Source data
"""

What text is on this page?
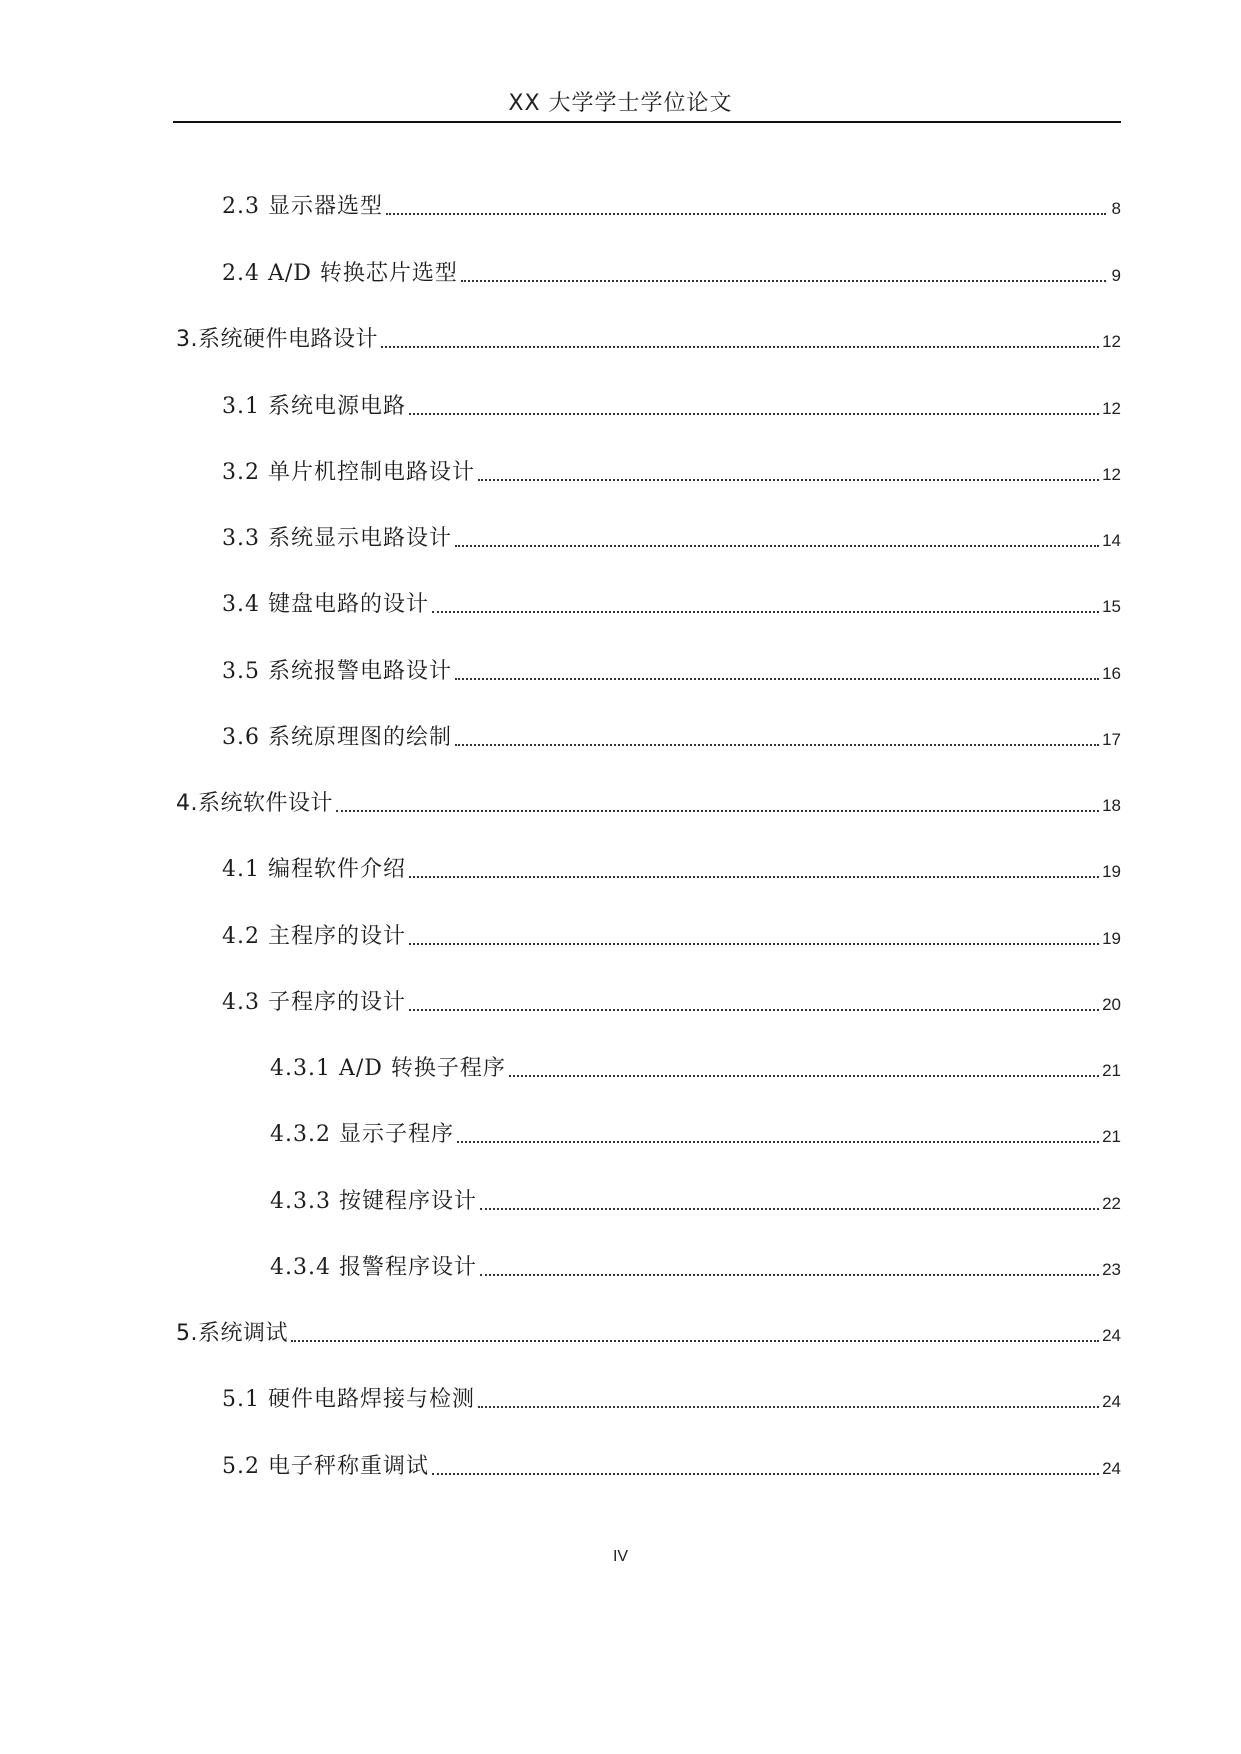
XX 大学学士学位论文
2.3 显示器选型	8
2.4 A/D 转换芯片选型	9
3.系统硬件电路设计	12
3.1 系统电源电路	12
3.2 单片机控制电路设计	12
3.3 系统显示电路设计	14
3.4 键盘电路的设计	15
3.5 系统报警电路设计	16
3.6 系统原理图的绘制	17
4.系统软件设计	18
4.1 编程软件介绍	19
4.2 主程序的设计	19
4.3 子程序的设计	20
4.3.1 A/D 转换子程序	21
4.3.2 显示子程序	21
4.3.3 按键程序设计	22
4.3.4 报警程序设计	23
5.系统调试	24
5.1 硬件电路焊接与检测	24
5.2 电子秤称重调试	24
IV
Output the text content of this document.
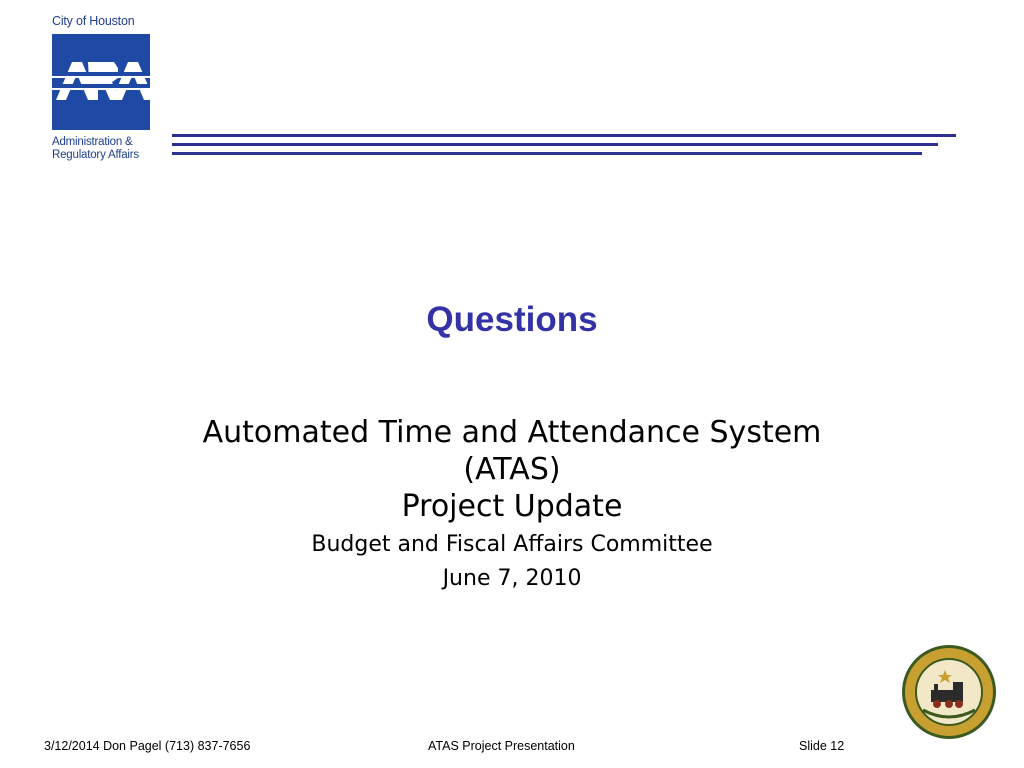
City of Houston
Administration &
Regulatory Affairs
Questions
Automated Time and Attendance System
(ATAS)
Project Update
Budget and Fiscal Affairs Committee
June 7, 2010
3/12/2014 Don Pagel (713) 837-7656	ATAS Project Presentation	Slide 12
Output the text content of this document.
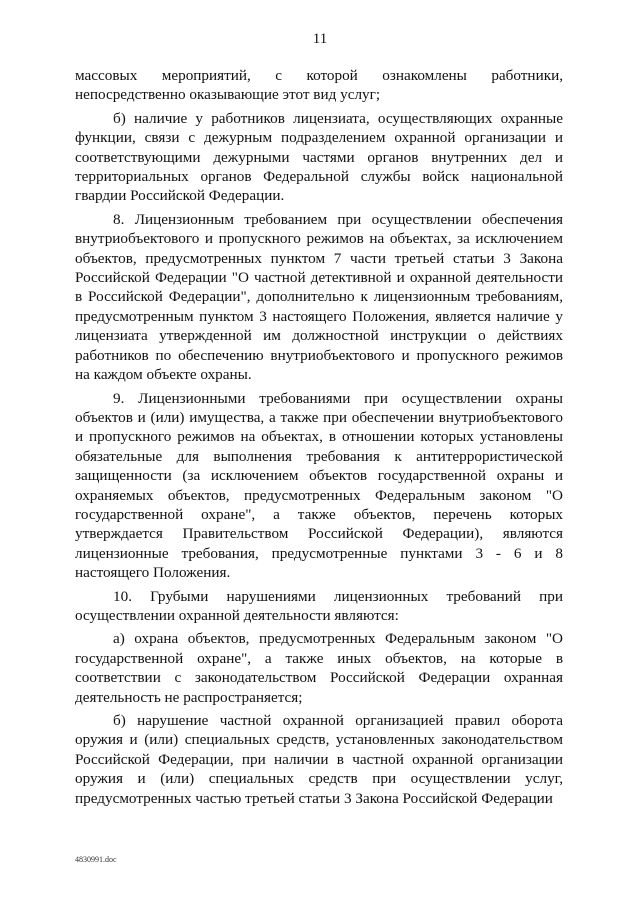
11

массовых мероприятий, с которой ознакомлены работники, непосредственно оказывающие этот вид услуг;

б) наличие у работников лицензиата, осуществляющих охранные функции, связи с дежурным подразделением охранной организации и соответствующими дежурными частями органов внутренних дел и территориальных органов Федеральной службы войск национальной гвардии Российской Федерации.

8. Лицензионным требованием при осуществлении обеспечения внутриобъектового и пропускного режимов на объектах, за исключением объектов, предусмотренных пунктом 7 части третьей статьи 3 Закона Российской Федерации "О частной детективной и охранной деятельности в Российской Федерации", дополнительно к лицензионным требованиям, предусмотренным пунктом 3 настоящего Положения, является наличие у лицензиата утвержденной им должностной инструкции о действиях работников по обеспечению внутриобъектового и пропускного режимов на каждом объекте охраны.

9. Лицензионными требованиями при осуществлении охраны объектов и (или) имущества, а также при обеспечении внутриобъектового и пропускного режимов на объектах, в отношении которых установлены обязательные для выполнения требования к антитеррористической защищенности (за исключением объектов государственной охраны и охраняемых объектов, предусмотренных Федеральным законом "О государственной охране", а также объектов, перечень которых утверждается Правительством Российской Федерации), являются лицензионные требования, предусмотренные пунктами 3 - 6 и 8 настоящего Положения.

10. Грубыми нарушениями лицензионных требований при осуществлении охранной деятельности являются:

а) охрана объектов, предусмотренных Федеральным законом "О государственной охране", а также иных объектов, на которые в соответствии с законодательством Российской Федерации охранная деятельность не распространяется;

б) нарушение частной охранной организацией правил оборота оружия и (или) специальных средств, установленных законодательством Российской Федерации, при наличии в частной охранной организации оружия и (или) специальных средств при осуществлении услуг, предусмотренных частью третьей статьи 3 Закона Российской Федерации

4830991.doc
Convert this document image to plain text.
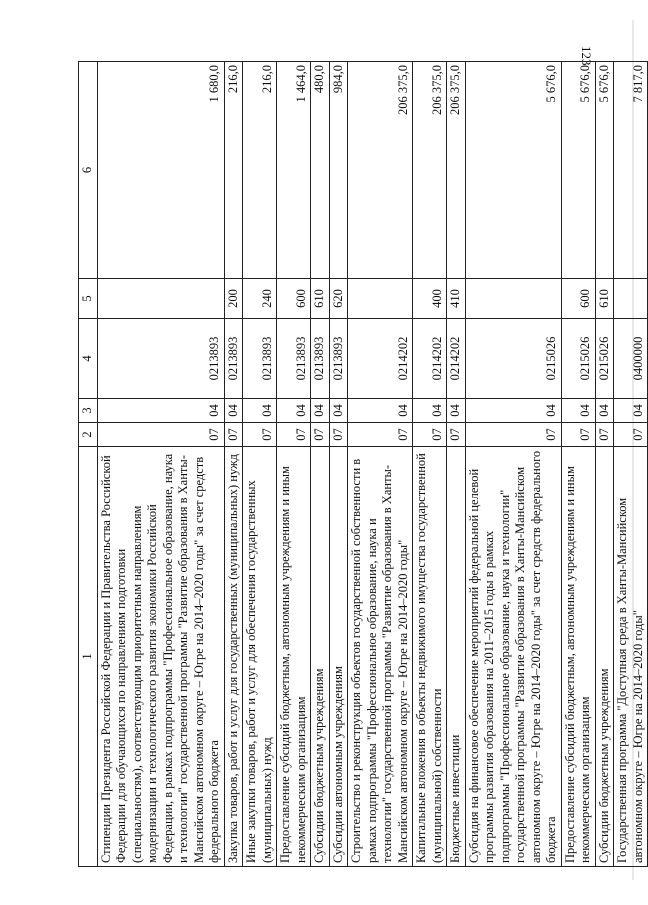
123
1	2	3	4	5	6
Стипендии Президента Российской Федерации и Правительства Российской Федерации для обучающихся по направлениям подготовки (специальностям), соответствующим приоритетным направлениям модернизации и технологического развития экономики Российской Федерации, в рамках подпрограммы "Профессиональное образование, наука и технологии" государственной программы "Развитие образования в Ханты-Мансийском автономном округе – Югре на 2014–2020 годы" за счет средств федерального бюджета	07	04	0213893		1 680,0
Закупка товаров, работ и услуг для государственных (муниципальных) нужд	07	04	0213893	200	216,0
Иные закупки товаров, работ и услуг для обеспечения государственных (муниципальных) нужд	07	04	0213893	240	216,0
Предоставление субсидий бюджетным, автономным учреждениям и иным некоммерческим организациям	07	04	0213893	600	1 464,0
Субсидии бюджетным учреждениям	07	04	0213893	610	480,0
Субсидии автономным учреждениям	07	04	0213893	620	984,0
Строительство и реконструкция объектов государственной собственности в рамках подпрограммы "Профессиональное образование, наука и технологии" государственной программы "Развитие образования в Ханты-Мансийском автономном округе – Югре на 2014–2020 годы"	07	04	0214202		206 375,0
Капитальные вложения в объекты недвижимого имущества государственной (муниципальной) собственности	07	04	0214202	400	206 375,0
Бюджетные инвестиции	07	04	0214202	410	206 375,0
Субсидия на финансовое обеспечение мероприятий федеральной целевой программы развития образования на 2011–2015 годы в рамках подпрограммы "Профессиональное образование, наука и технологии" государственной программы "Развитие образования в Ханты-Мансийском автономном округе – Югре на 2014–2020 годы" за счет средств федерального бюджета	07	04	0215026		5 676,0
Предоставление субсидий бюджетным, автономным учреждениям и иным некоммерческим организациям	07	04	0215026	600	5 676,0
Субсидии бюджетным учреждениям	07	04	0215026	610	5 676,0
Государственная программа "Доступная среда в Ханты-Мансийском автономном округе – Югре на 2014–2020 годы"	07	04	0400000		7 817,0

"""

WRITTEN PROBLEM. Retype everything in the material word for word, minus pictures.

WRITTEN ANSWER.
What text is on this page?
XX 大学学士学位论文
2.3 显示器选型	8
2.4 A/D 转换芯片选型	9
3.系统硬件电路设计	12
3.1 系统电源电路	12
3.2 单片机控制电路设计	12
3.3 系统显示电路设计	14
3.4 键盘电路的设计	15
3.5 系统报警电路设计	16
3.6 系统原理图的绘制	17
4.系统软件设计	18
4.1 编程软件介绍	19
4.2 主程序的设计	19
4.3 子程序的设计	20
4.3.1 A/D 转换子程序	21
4.3.2 显示子程序	21
4.3.3 按键程序设计	22
4.3.4 报警程序设计	23
5.系统调试	24
5.1 硬件电路焊接与检测	24
5.2 电子秤称重调试	24
IV
Output the text content of this document.
City of Houston
Administration &
Regulatory Affairs
Questions
Automated Time and Attendance System
(ATAS)
Project Update
Budget and Fiscal Affairs Committee
June 7, 2010
3/12/2014 Don Pagel (713) 837-7656	ATAS Project Presentation	Slide 12
Output the text content of this document.
11

массовых мероприятий, с которой ознакомлены работники, непосредственно оказывающие этот вид услуг;

б) наличие у работников лицензиата, осуществляющих охранные функции, связи с дежурным подразделением охранной организации и соответствующими дежурными частями органов внутренних дел и территориальных органов Федеральной службы войск национальной гвардии Российской Федерации.

8. Лицензионным требованием при осуществлении обеспечения внутриобъектового и пропускного режимов на объектах, за исключением объектов, предусмотренных пунктом 7 части третьей статьи 3 Закона Российской Федерации "О частной детективной и охранной деятельности в Российской Федерации", дополнительно к лицензионным требованиям, предусмотренным пунктом 3 настоящего Положения, является наличие у лицензиата утвержденной им должностной инструкции о действиях работников по обеспечению внутриобъектового и пропускного режимов на каждом объекте охраны.

9. Лицензионными требованиями при осуществлении охраны объектов и (или) имущества, а также при обеспечении внутриобъектового и пропускного режимов на объектах, в отношении которых установлены обязательные для выполнения требования к антитеррористической защищенности (за исключением объектов государственной охраны и охраняемых объектов, предусмотренных Федеральным законом "О государственной охране", а также объектов, перечень которых утверждается Правительством Российской Федерации), являются лицензионные требования, предусмотренные пунктами 3 - 6 и 8 настоящего Положения.

10. Грубыми нарушениями лицензионных требований при осуществлении охранной деятельности являются:

а) охрана объектов, предусмотренных Федеральным законом "О государственной охране", а также иных объектов, на которые в соответствии с законодательством Российской Федерации охранная деятельность не распространяется;

б) нарушение частной охранной организацией правил оборота оружия и (или) специальных средств, установленных законодательством Российской Федерации, при наличии в частной охранной организации оружия и (или) специальных средств при осуществлении услуг, предусмотренных частью третьей статьи 3 Закона Российской Федерации

4830991.doc
Convert this document image to plain text.
123
1	2	3	4	5	6
Стипендии Президента Российской Федерации и Правительства Российской Федерации для обучающихся по направлениям подготовки (специальностям), соответствующим приоритетным направлениям модернизации и технологического развития экономики Российской Федерации, в рамках подпрограммы "Профессиональное образование, наука и технологии" государственной программы "Развитие образования в Ханты-Мансийском автономном округе – Югре на 2014–2020 годы" за счет средств федерального бюджета	07	04	0213893		1 680,0
Закупка товаров, работ и услуг для государственных (муниципальных) нужд	07	04	0213893	200	216,0
Иные закупки товаров, работ и услуг для обеспечения государственных (муниципальных) нужд	07	04	0213893	240	216,0
Предоставление субсидий бюджетным, автономным учреждениям и иным некоммерческим организациям	07	04	0213893	600	1 464,0
Субсидии бюджетным учреждениям	07	04	0213893	610	480,0
Субсидии автономным учреждениям	07	04	0213893	620	984,0
Строительство и реконструкция объектов государственной собственности в рамках подпрограммы "Профессиональное образование, наука и технологии" государственной программы "Развитие образования в Ханты-Мансийском автономном округе – Югре на 2014–2020 годы"	07	04	0214202		206 375,0
Капитальные вложения в объекты недвижимого имущества государственной (муниципальной) собственности	07	04	0214202	400	206 375,0
Бюджетные инвестиции	07	04	0214202	410	206 375,0
Субсидия на финансовое обеспечение мероприятий федеральной целевой программы развития образования на 2011–2015 годы в рамках подпрограммы "Профессиональное образование, наука и технологии" государственной программы "Развитие образования в Ханты-Мансийском автономном округе – Югре на 2014–2020 годы" за счет средств федерального бюджета	07	04	0215026		5 676,0
Предоставление субсидий бюджетным, автономным учреждениям и иным некоммерческим организациям	07	04	0215026	600	5 676,0
Субсидии бюджетным учреждениям	07	04	0215026	610	5 676,0
Государственная программа "Доступная среда в Ханты-Мансийском автономном округе – Югре на 2014–2020 годы"	07	04	0400000		7 817,0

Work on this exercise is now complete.